● GIVEN RECORDS
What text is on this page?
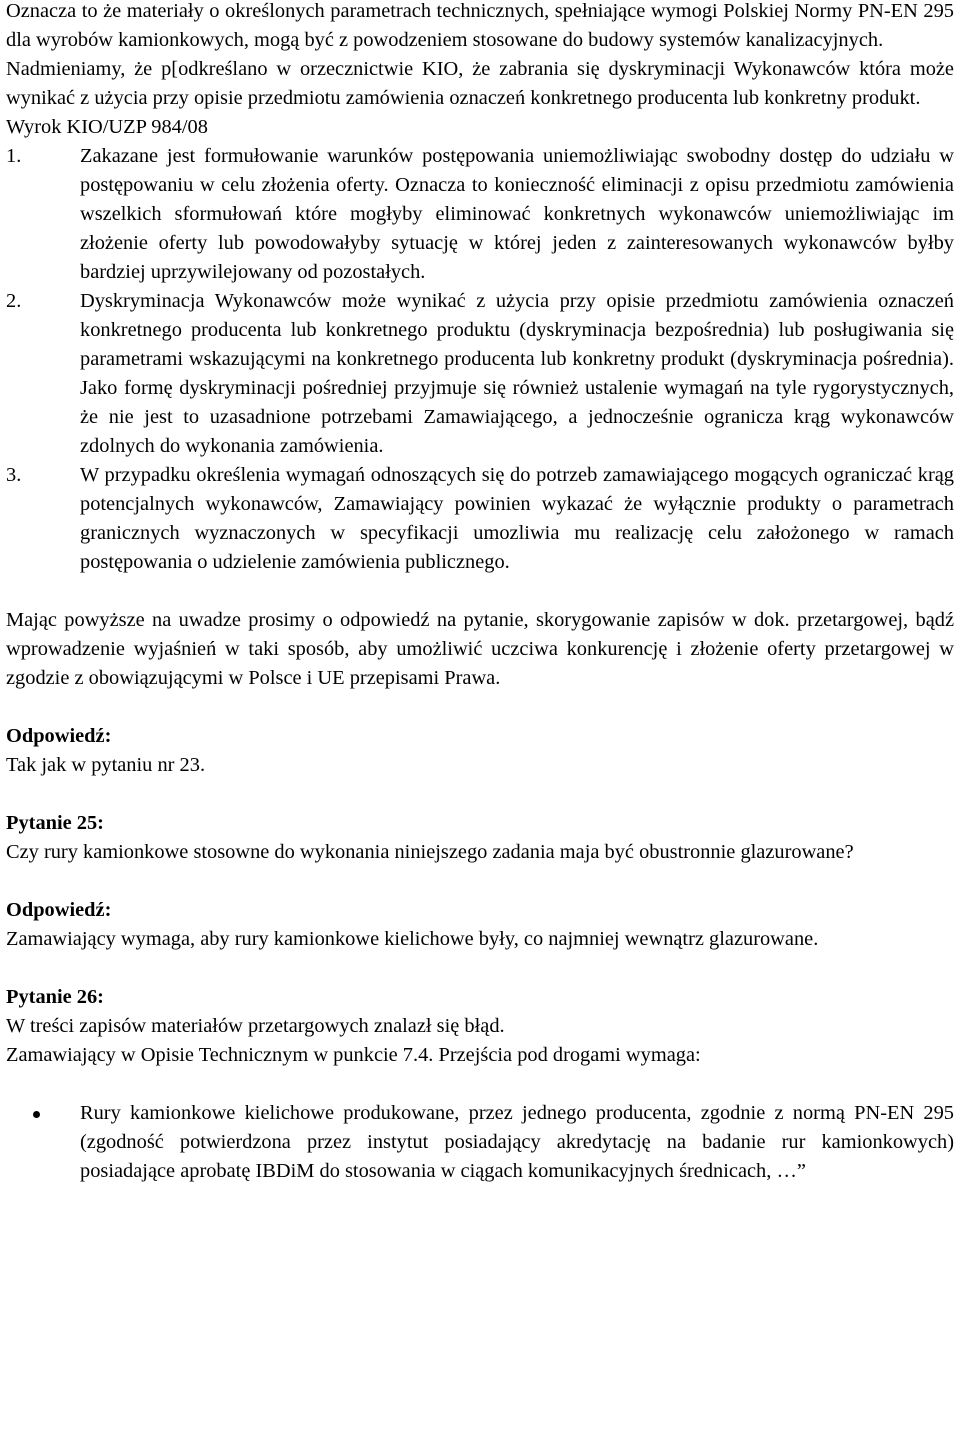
Oznacza to że materiały o określonych parametrach technicznych, spełniające wymogi Polskiej Normy PN-EN 295 dla wyrobów kamionkowych, mogą być z powodzeniem stosowane do budowy systemów kanalizacyjnych.

Nadmieniamy, że p[odkreślano w orzecznictwie KIO, że zabrania się dyskryminacji Wykonawców która może wynikać z użycia przy opisie przedmiotu zamówienia oznaczeń konkretnego producenta lub konkretny produkt.

Wyrok KIO/UZP 984/08

1.	Zakazane jest formułowanie warunków postępowania uniemożliwiając swobodny dostęp do udziału w postępowaniu w celu złożenia oferty. Oznacza to konieczność eliminacji z opisu przedmiotu zamówienia wszelkich sformułowań które mogłyby eliminować konkretnych wykonawców uniemożliwiając im złożenie oferty lub powodowałyby sytuację w której jeden z zainteresowanych wykonawców byłby bardziej uprzywilejowany od pozostałych.
2.	Dyskryminacja Wykonawców może wynikać z użycia przy opisie przedmiotu zamówienia oznaczeń konkretnego producenta lub konkretnego produktu (dyskryminacja bezpośrednia) lub posługiwania się parametrami wskazującymi na konkretnego producenta lub konkretny produkt (dyskryminacja pośrednia). Jako formę dyskryminacji pośredniej przyjmuje się również ustalenie wymagań na tyle rygorystycznych, że nie jest to uzasadnione potrzebami Zamawiającego, a jednocześnie ogranicza krąg wykonawców zdolnych do wykonania zamówienia.
3.	W przypadku określenia wymagań odnoszących się do potrzeb zamawiającego mogących ograniczać krąg potencjalnych wykonawców, Zamawiający powinien wykazać że wyłącznie produkty o parametrach granicznych wyznaczonych w specyfikacji umozliwia mu realizację celu założonego w ramach postępowania o udzielenie zamówienia publicznego.

Mając powyższe na uwadze prosimy o odpowiedź na pytanie, skorygowanie zapisów w dok. przetargowej, bądź wprowadzenie wyjaśnień w taki sposób, aby umożliwić uczciwa konkurencję i złożenie oferty przetargowej w zgodzie z obowiązującymi w Polsce i UE przepisami Prawa.

Odpowiedź:

Tak jak w pytaniu nr 23.

Pytanie 25:

Czy rury kamionkowe stosowne do wykonania niniejszego zadania maja być obustronnie glazurowane?

Odpowiedź:

Zamawiający wymaga, aby rury kamionkowe kielichowe były, co najmniej wewnątrz glazurowane.

Pytanie 26:

W treści zapisów materiałów przetargowych znalazł się błąd.

Zamawiający w Opisie Technicznym w punkcie 7.4. Przejścia pod drogami wymaga:

Rury kamionkowe kielichowe produkowane, przez jednego producenta, zgodnie z normą PN-EN 295 (zgodność potwierdzona przez instytut posiadający akredytację na badanie rur kamionkowych) posiadające aprobatę IBDiM do stosowania w ciągach komunikacyjnych średnicach, …”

● TASK TO CARRY OUT
Please write out all of the material above without changing a word, and omit any pictures.

● EXERCISE ANSWER
What text is on this page?
Oznacza to że materiały o określonych parametrach technicznych, spełniające wymogi Polskiej Normy PN-EN 295 dla wyrobów kamionkowych, mogą być z powodzeniem stosowane do budowy systemów kanalizacyjnych.

Nadmieniamy, że p[odkreślano w orzecznictwie KIO, że zabrania się dyskryminacji Wykonawców która może wynikać z użycia przy opisie przedmiotu zamówienia oznaczeń konkretnego producenta lub konkretny produkt.

Wyrok KIO/UZP 984/08

1.	Zakazane jest formułowanie warunków postępowania uniemożliwiając swobodny dostęp do udziału w postępowaniu w celu złożenia oferty. Oznacza to konieczność eliminacji z opisu przedmiotu zamówienia wszelkich sformułowań które mogłyby eliminować konkretnych wykonawców uniemożliwiając im złożenie oferty lub powodowałyby sytuację w której jeden z zainteresowanych wykonawców byłby bardziej uprzywilejowany od pozostałych.
2.	Dyskryminacja Wykonawców może wynikać z użycia przy opisie przedmiotu zamówienia oznaczeń konkretnego producenta lub konkretnego produktu (dyskryminacja bezpośrednia) lub posługiwania się parametrami wskazującymi na konkretnego producenta lub konkretny produkt (dyskryminacja pośrednia). Jako formę dyskryminacji pośredniej przyjmuje się również ustalenie wymagań na tyle rygorystycznych, że nie jest to uzasadnione potrzebami Zamawiającego, a jednocześnie ogranicza krąg wykonawców zdolnych do wykonania zamówienia.
3.	W przypadku określenia wymagań odnoszących się do potrzeb zamawiającego mogących ograniczać krąg potencjalnych wykonawców, Zamawiający powinien wykazać że wyłącznie produkty o parametrach granicznych wyznaczonych w specyfikacji umozliwia mu realizację celu założonego w ramach postępowania o udzielenie zamówienia publicznego.

Mając powyższe na uwadze prosimy o odpowiedź na pytanie, skorygowanie zapisów w dok. przetargowej, bądź wprowadzenie wyjaśnień w taki sposób, aby umożliwić uczciwa konkurencję i złożenie oferty przetargowej w zgodzie z obowiązującymi w Polsce i UE przepisami Prawa.

Odpowiedź:

Tak jak w pytaniu nr 23.

Pytanie 25:

Czy rury kamionkowe stosowne do wykonania niniejszego zadania maja być obustronnie glazurowane?

Odpowiedź:

Zamawiający wymaga, aby rury kamionkowe kielichowe były, co najmniej wewnątrz glazurowane.

Pytanie 26:

W treści zapisów materiałów przetargowych znalazł się błąd.

Zamawiający w Opisie Technicznym w punkcie 7.4. Przejścia pod drogami wymaga:

Rury kamionkowe kielichowe produkowane, przez jednego producenta, zgodnie z normą PN-EN 295 (zgodność potwierdzona przez instytut posiadający akredytację na badanie rur kamionkowych) posiadające aprobatę IBDiM do stosowania w ciągach komunikacyjnych średnicach, …”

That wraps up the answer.